• [Work to do]: Pictures aside, write out every record exactly as it appears.

☆ ☆ ☆ ☆ ☆ ☆ ☆

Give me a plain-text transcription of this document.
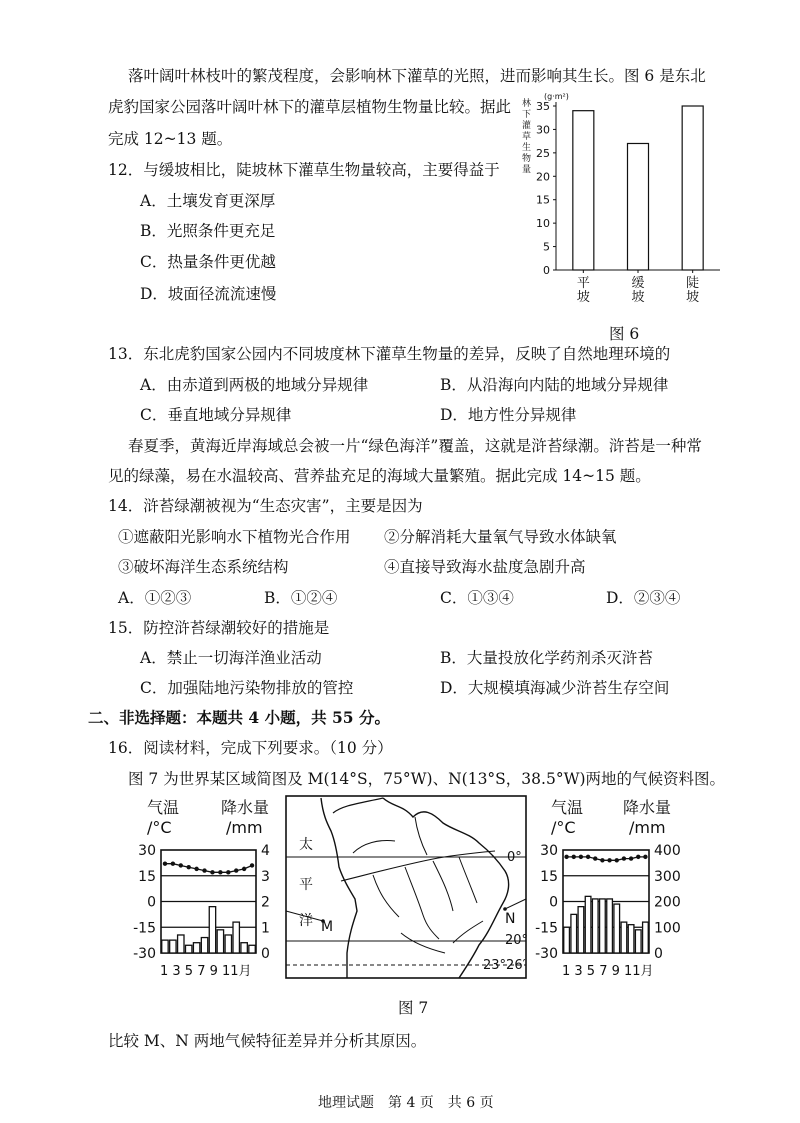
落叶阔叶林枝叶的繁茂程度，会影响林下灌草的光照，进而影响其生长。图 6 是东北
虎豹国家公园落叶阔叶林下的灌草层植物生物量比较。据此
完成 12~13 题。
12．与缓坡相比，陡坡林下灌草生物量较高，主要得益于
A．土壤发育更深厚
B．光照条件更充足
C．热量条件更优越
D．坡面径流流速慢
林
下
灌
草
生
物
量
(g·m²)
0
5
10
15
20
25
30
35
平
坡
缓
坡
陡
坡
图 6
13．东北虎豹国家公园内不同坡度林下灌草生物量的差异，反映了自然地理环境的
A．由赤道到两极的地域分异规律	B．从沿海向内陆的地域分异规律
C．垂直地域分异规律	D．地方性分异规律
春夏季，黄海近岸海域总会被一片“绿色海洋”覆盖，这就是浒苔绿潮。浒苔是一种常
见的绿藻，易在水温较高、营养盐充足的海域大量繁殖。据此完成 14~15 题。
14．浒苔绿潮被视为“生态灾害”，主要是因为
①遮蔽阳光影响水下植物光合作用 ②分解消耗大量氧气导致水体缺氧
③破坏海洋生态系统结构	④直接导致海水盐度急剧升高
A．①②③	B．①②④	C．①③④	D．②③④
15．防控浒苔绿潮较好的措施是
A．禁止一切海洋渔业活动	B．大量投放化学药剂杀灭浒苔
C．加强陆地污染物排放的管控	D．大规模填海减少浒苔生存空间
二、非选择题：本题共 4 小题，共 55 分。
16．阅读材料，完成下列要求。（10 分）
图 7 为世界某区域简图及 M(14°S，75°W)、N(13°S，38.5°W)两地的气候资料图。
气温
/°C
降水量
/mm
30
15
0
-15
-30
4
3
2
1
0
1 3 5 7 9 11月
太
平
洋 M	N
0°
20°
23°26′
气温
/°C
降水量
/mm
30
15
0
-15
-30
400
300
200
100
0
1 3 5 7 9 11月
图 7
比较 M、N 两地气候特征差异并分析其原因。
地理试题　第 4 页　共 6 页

☆ ☆ ☆ ☆ ☆ ☆ ☆

• [The solution]:
Give me a plain-text transcription of this document.
落叶阔叶林枝叶的繁茂程度，会影响林下灌草的光照，进而影响其生长。图 6 是东北
虎豹国家公园落叶阔叶林下的灌草层植物生物量比较。据此
完成 12~13 题。
12．与缓坡相比，陡坡林下灌草生物量较高，主要得益于
A．土壤发育更深厚
B．光照条件更充足
C．热量条件更优越
D．坡面径流流速慢
林
下
灌
草
生
物
量
(g·m²)
0
5
10
15
20
25
30
35
平
坡
缓
坡
陡
坡
图 6
13．东北虎豹国家公园内不同坡度林下灌草生物量的差异，反映了自然地理环境的
A．由赤道到两极的地域分异规律	B．从沿海向内陆的地域分异规律
C．垂直地域分异规律	D．地方性分异规律
春夏季，黄海近岸海域总会被一片“绿色海洋”覆盖，这就是浒苔绿潮。浒苔是一种常
见的绿藻，易在水温较高、营养盐充足的海域大量繁殖。据此完成 14~15 题。
14．浒苔绿潮被视为“生态灾害”，主要是因为
①遮蔽阳光影响水下植物光合作用 ②分解消耗大量氧气导致水体缺氧
③破坏海洋生态系统结构	④直接导致海水盐度急剧升高
A．①②③	B．①②④	C．①③④	D．②③④
15．防控浒苔绿潮较好的措施是
A．禁止一切海洋渔业活动	B．大量投放化学药剂杀灭浒苔
C．加强陆地污染物排放的管控	D．大规模填海减少浒苔生存空间
二、非选择题：本题共 4 小题，共 55 分。
16．阅读材料，完成下列要求。（10 分）
图 7 为世界某区域简图及 M(14°S，75°W)、N(13°S，38.5°W)两地的气候资料图。
气温
/°C
降水量
/mm
30
15
0
-15
-30
4
3
2
1
0
1 3 5 7 9 11月
太
平
洋 M	N
0°
20°
23°26′
气温
/°C
降水量
/mm
30
15
0
-15
-30
400
300
200
100
0
1 3 5 7 9 11月
图 7
比较 M、N 两地气候特征差异并分析其原因。
地理试题　第 4 页　共 6 页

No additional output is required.